- [THE TASK]:
Please set down all the lines beneath this one exactly, without the pictures.

Raw records

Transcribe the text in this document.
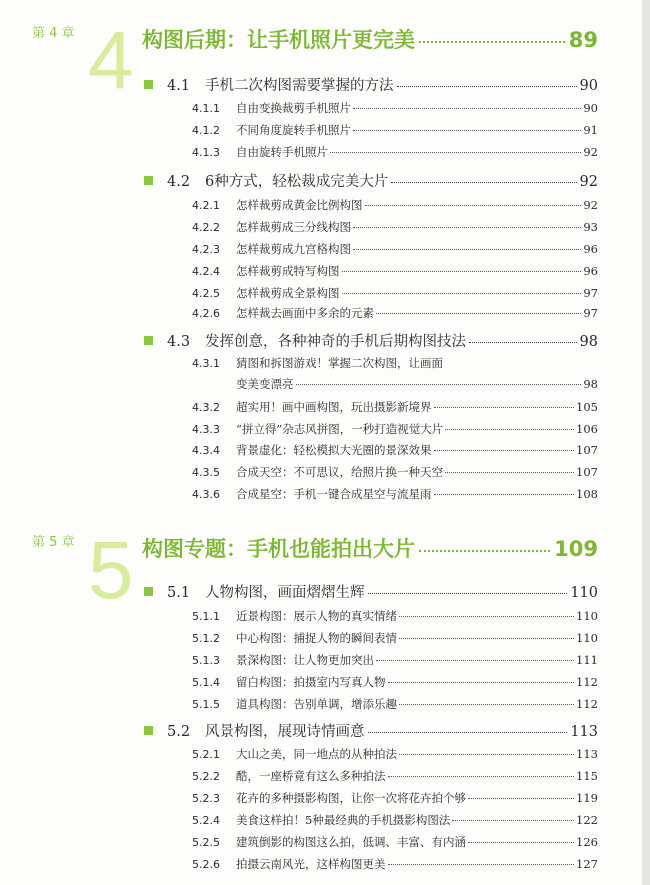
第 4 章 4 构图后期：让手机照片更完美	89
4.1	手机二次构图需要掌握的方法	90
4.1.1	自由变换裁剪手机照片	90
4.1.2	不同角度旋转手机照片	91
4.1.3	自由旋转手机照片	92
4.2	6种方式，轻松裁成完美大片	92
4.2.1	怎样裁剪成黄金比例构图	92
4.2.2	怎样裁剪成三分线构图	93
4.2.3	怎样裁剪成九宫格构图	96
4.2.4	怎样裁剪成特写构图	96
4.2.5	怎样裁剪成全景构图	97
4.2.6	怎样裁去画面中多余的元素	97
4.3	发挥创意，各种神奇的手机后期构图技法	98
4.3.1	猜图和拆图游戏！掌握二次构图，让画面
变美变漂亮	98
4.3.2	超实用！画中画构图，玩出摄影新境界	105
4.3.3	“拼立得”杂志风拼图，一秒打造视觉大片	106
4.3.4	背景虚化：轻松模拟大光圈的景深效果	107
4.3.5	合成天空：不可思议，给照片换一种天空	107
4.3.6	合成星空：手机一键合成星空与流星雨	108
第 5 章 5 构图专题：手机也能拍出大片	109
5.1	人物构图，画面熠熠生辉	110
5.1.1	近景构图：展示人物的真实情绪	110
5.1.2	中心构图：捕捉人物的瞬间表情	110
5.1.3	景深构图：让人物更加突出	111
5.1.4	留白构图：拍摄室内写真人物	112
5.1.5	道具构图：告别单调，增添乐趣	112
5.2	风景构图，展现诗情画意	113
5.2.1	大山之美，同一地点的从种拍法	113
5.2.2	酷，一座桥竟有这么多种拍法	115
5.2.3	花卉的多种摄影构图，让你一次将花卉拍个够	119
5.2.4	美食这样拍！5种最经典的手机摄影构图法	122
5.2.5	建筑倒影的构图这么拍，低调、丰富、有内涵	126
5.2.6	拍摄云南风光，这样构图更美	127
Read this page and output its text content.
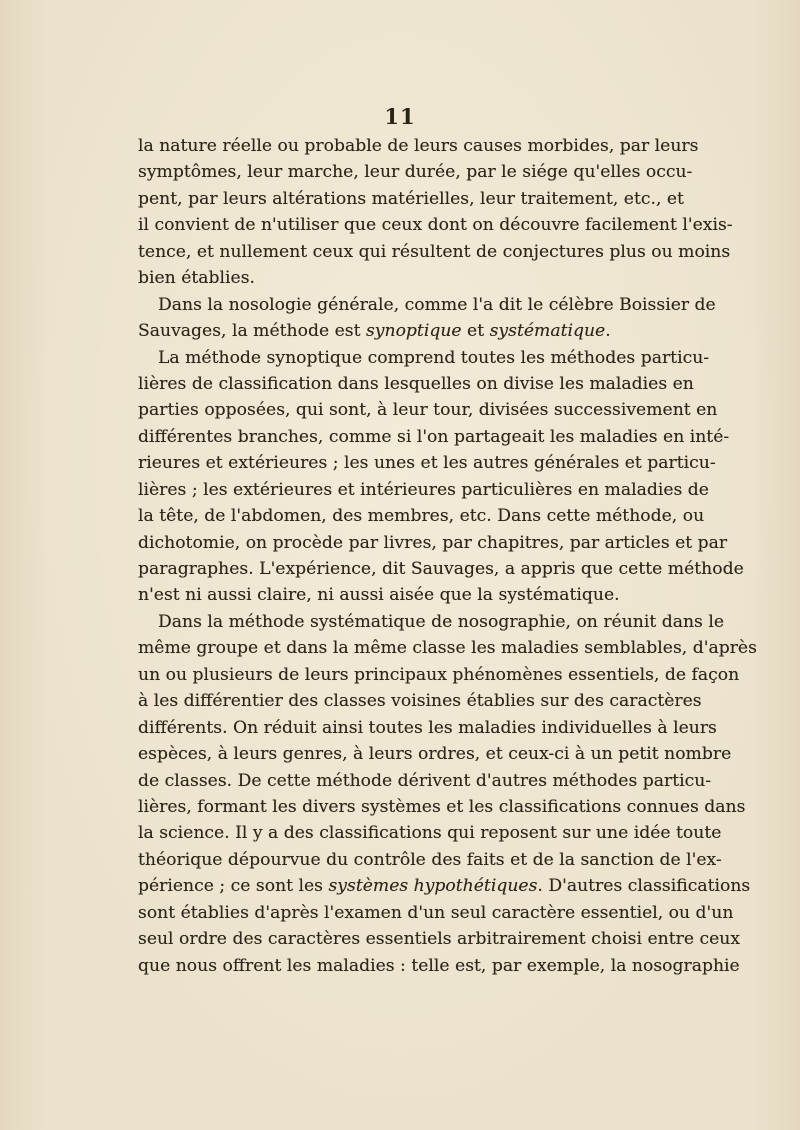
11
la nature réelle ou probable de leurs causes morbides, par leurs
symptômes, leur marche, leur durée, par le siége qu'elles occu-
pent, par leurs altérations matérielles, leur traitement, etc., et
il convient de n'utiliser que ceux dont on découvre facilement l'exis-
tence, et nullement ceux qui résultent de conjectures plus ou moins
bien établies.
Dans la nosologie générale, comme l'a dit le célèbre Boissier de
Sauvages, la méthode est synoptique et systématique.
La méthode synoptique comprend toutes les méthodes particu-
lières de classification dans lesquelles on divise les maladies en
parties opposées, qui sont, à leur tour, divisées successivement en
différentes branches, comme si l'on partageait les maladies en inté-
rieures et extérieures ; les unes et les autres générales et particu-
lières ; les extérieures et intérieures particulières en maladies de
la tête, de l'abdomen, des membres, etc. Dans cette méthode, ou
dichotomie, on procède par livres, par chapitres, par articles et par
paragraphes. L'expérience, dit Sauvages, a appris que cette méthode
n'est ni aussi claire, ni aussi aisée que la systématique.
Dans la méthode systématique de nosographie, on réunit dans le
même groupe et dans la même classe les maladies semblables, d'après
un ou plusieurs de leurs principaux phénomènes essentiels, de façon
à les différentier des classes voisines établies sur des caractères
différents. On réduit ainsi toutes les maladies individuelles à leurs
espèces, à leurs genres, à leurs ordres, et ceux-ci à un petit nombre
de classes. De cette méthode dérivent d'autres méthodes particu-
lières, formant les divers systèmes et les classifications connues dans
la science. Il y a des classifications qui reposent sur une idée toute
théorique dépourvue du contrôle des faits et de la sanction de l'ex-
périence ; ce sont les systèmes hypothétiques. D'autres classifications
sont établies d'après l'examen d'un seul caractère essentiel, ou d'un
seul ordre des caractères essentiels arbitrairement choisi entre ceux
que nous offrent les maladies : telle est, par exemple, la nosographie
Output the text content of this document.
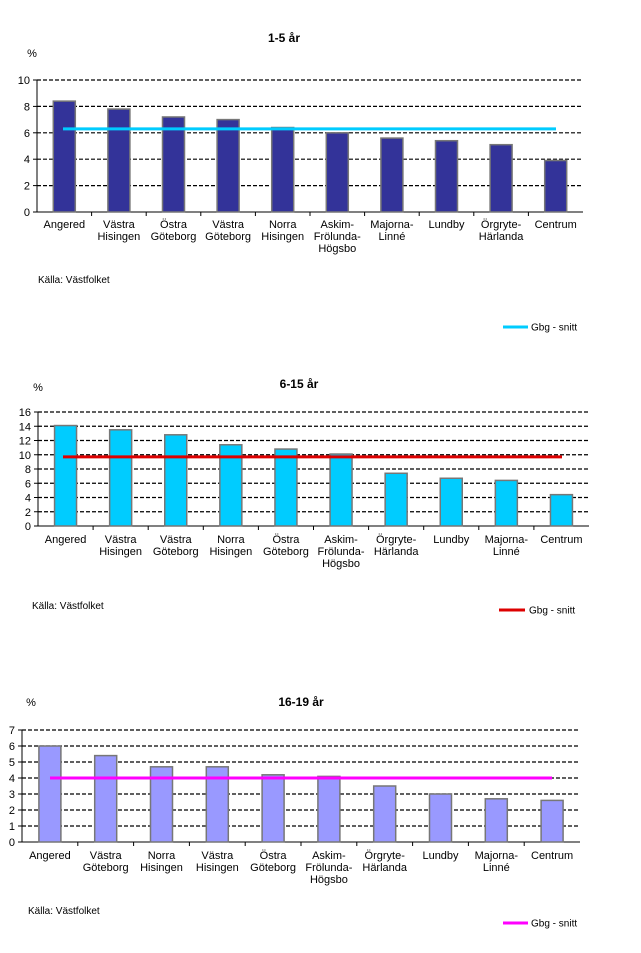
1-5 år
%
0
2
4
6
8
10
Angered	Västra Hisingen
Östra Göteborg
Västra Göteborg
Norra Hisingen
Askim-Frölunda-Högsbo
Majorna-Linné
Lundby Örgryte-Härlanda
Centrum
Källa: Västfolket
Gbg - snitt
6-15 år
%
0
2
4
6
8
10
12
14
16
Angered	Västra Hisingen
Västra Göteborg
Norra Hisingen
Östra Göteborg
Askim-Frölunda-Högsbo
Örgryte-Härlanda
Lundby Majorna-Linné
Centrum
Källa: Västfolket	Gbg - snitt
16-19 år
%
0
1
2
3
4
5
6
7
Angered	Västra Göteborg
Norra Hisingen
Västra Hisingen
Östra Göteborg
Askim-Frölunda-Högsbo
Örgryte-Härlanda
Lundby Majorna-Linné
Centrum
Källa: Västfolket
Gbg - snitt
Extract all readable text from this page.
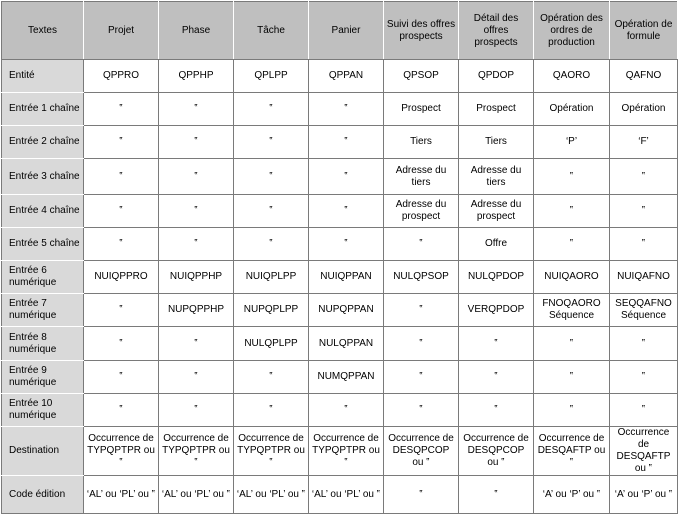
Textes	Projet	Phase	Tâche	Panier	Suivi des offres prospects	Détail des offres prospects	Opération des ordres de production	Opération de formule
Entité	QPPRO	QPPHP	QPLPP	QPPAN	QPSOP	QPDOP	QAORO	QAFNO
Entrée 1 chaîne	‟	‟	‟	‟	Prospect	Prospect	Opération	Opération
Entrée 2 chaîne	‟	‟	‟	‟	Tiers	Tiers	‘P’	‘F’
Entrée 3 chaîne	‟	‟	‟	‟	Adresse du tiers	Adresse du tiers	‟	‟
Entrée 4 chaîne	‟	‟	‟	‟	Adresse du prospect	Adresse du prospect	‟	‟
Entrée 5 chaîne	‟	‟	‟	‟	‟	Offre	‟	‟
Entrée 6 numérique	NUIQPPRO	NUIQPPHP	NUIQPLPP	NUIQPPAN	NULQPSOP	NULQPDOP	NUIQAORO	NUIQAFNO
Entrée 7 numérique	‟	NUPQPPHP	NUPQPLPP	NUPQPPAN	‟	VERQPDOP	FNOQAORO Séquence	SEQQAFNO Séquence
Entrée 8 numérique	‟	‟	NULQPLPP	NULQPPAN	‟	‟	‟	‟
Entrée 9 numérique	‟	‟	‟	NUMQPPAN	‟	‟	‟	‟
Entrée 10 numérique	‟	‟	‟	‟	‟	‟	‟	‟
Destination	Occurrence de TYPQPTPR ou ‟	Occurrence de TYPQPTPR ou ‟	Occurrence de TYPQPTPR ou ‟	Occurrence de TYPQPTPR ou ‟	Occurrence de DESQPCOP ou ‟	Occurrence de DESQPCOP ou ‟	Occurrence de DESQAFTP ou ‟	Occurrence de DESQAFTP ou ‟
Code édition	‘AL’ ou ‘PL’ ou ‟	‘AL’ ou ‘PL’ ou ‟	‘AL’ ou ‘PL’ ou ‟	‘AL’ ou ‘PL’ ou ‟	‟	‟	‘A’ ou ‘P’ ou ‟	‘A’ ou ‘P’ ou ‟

- [OUTPUT FOR THIS EXERCISE]:
Transcribe the text in this document.
第 4 章 4 构图后期：让手机照片更完美	89
4.1	手机二次构图需要掌握的方法	90
4.1.1	自由变换裁剪手机照片	90
4.1.2	不同角度旋转手机照片	91
4.1.3	自由旋转手机照片	92
4.2	6种方式，轻松裁成完美大片	92
4.2.1	怎样裁剪成黄金比例构图	92
4.2.2	怎样裁剪成三分线构图	93
4.2.3	怎样裁剪成九宫格构图	96
4.2.4	怎样裁剪成特写构图	96
4.2.5	怎样裁剪成全景构图	97
4.2.6	怎样裁去画面中多余的元素	97
4.3	发挥创意，各种神奇的手机后期构图技法	98
4.3.1	猜图和拆图游戏！掌握二次构图，让画面
变美变漂亮	98
4.3.2	超实用！画中画构图，玩出摄影新境界	105
4.3.3	“拼立得”杂志风拼图，一秒打造视觉大片	106
4.3.4	背景虚化：轻松模拟大光圈的景深效果	107
4.3.5	合成天空：不可思议，给照片换一种天空	107
4.3.6	合成星空：手机一键合成星空与流星雨	108
第 5 章 5 构图专题：手机也能拍出大片	109
5.1	人物构图，画面熠熠生辉	110
5.1.1	近景构图：展示人物的真实情绪	110
5.1.2	中心构图：捕捉人物的瞬间表情	110
5.1.3	景深构图：让人物更加突出	111
5.1.4	留白构图：拍摄室内写真人物	112
5.1.5	道具构图：告别单调，增添乐趣	112
5.2	风景构图，展现诗情画意	113
5.2.1	大山之美，同一地点的从种拍法	113
5.2.2	酷，一座桥竟有这么多种拍法	115
5.2.3	花卉的多种摄影构图，让你一次将花卉拍个够	119
5.2.4	美食这样拍！5种最经典的手机摄影构图法	122
5.2.5	建筑倒影的构图这么拍，低调、丰富、有内涵	126
5.2.6	拍摄云南风光，这样构图更美	127
Read this page and output its text content.
11
la nature réelle ou probable de leurs causes morbides, par leurs
symptômes, leur marche, leur durée, par le siége qu'elles occu-
pent, par leurs altérations matérielles, leur traitement, etc., et
il convient de n'utiliser que ceux dont on découvre facilement l'exis-
tence, et nullement ceux qui résultent de conjectures plus ou moins
bien établies.
Dans la nosologie générale, comme l'a dit le célèbre Boissier de
Sauvages, la méthode est synoptique et systématique.
La méthode synoptique comprend toutes les méthodes particu-
lières de classification dans lesquelles on divise les maladies en
parties opposées, qui sont, à leur tour, divisées successivement en
différentes branches, comme si l'on partageait les maladies en inté-
rieures et extérieures ; les unes et les autres générales et particu-
lières ; les extérieures et intérieures particulières en maladies de
la tête, de l'abdomen, des membres, etc. Dans cette méthode, ou
dichotomie, on procède par livres, par chapitres, par articles et par
paragraphes. L'expérience, dit Sauvages, a appris que cette méthode
n'est ni aussi claire, ni aussi aisée que la systématique.
Dans la méthode systématique de nosographie, on réunit dans le
même groupe et dans la même classe les maladies semblables, d'après
un ou plusieurs de leurs principaux phénomènes essentiels, de façon
à les différentier des classes voisines établies sur des caractères
différents. On réduit ainsi toutes les maladies individuelles à leurs
espèces, à leurs genres, à leurs ordres, et ceux-ci à un petit nombre
de classes. De cette méthode dérivent d'autres méthodes particu-
lières, formant les divers systèmes et les classifications connues dans
la science. Il y a des classifications qui reposent sur une idée toute
théorique dépourvue du contrôle des faits et de la sanction de l'ex-
périence ; ce sont les systèmes hypothétiques. D'autres classifications
sont établies d'après l'examen d'un seul caractère essentiel, ou d'un
seul ordre des caractères essentiels arbitrairement choisi entre ceux
que nous offrent les maladies : telle est, par exemple, la nosographie
Output the text content of this document.
1-5 år
%
0
2
4
6
8
10
Angered	Västra Hisingen
Östra Göteborg
Västra Göteborg
Norra Hisingen
Askim-Frölunda-Högsbo
Majorna-Linné
Lundby Örgryte-Härlanda
Centrum
Källa: Västfolket
Gbg - snitt
6-15 år
%
0
2
4
6
8
10
12
14
16
Angered	Västra Hisingen
Västra Göteborg
Norra Hisingen
Östra Göteborg
Askim-Frölunda-Högsbo
Örgryte-Härlanda
Lundby Majorna-Linné
Centrum
Källa: Västfolket	Gbg - snitt
16-19 år
%
0
1
2
3
4
5
6
7
Angered	Västra Göteborg
Norra Hisingen
Västra Hisingen
Östra Göteborg
Askim-Frölunda-Högsbo
Örgryte-Härlanda
Lundby Majorna-Linné
Centrum
Källa: Västfolket
Gbg - snitt
Extract all readable text from this page.
Textes	Projet	Phase	Tâche	Panier	Suivi des offres prospects	Détail des offres prospects	Opération des ordres de production	Opération de formule
Entité	QPPRO	QPPHP	QPLPP	QPPAN	QPSOP	QPDOP	QAORO	QAFNO
Entrée 1 chaîne	‟	‟	‟	‟	Prospect	Prospect	Opération	Opération
Entrée 2 chaîne	‟	‟	‟	‟	Tiers	Tiers	‘P’	‘F’
Entrée 3 chaîne	‟	‟	‟	‟	Adresse du tiers	Adresse du tiers	‟	‟
Entrée 4 chaîne	‟	‟	‟	‟	Adresse du prospect	Adresse du prospect	‟	‟
Entrée 5 chaîne	‟	‟	‟	‟	‟	Offre	‟	‟
Entrée 6 numérique	NUIQPPRO	NUIQPPHP	NUIQPLPP	NUIQPPAN	NULQPSOP	NULQPDOP	NUIQAORO	NUIQAFNO
Entrée 7 numérique	‟	NUPQPPHP	NUPQPLPP	NUPQPPAN	‟	VERQPDOP	FNOQAORO Séquence	SEQQAFNO Séquence
Entrée 8 numérique	‟	‟	NULQPLPP	NULQPPAN	‟	‟	‟	‟
Entrée 9 numérique	‟	‟	‟	NUMQPPAN	‟	‟	‟	‟
Entrée 10 numérique	‟	‟	‟	‟	‟	‟	‟	‟
Destination	Occurrence de TYPQPTPR ou ‟	Occurrence de TYPQPTPR ou ‟	Occurrence de TYPQPTPR ou ‟	Occurrence de TYPQPTPR ou ‟	Occurrence de DESQPCOP ou ‟	Occurrence de DESQPCOP ou ‟	Occurrence de DESQAFTP ou ‟	Occurrence de DESQAFTP ou ‟
Code édition	‘AL’ ou ‘PL’ ou ‟	‘AL’ ou ‘PL’ ou ‟	‘AL’ ou ‘PL’ ou ‟	‘AL’ ou ‘PL’ ou ‟	‟	‟	‘A’ ou ‘P’ ou ‟	‘A’ ou ‘P’ ou ‟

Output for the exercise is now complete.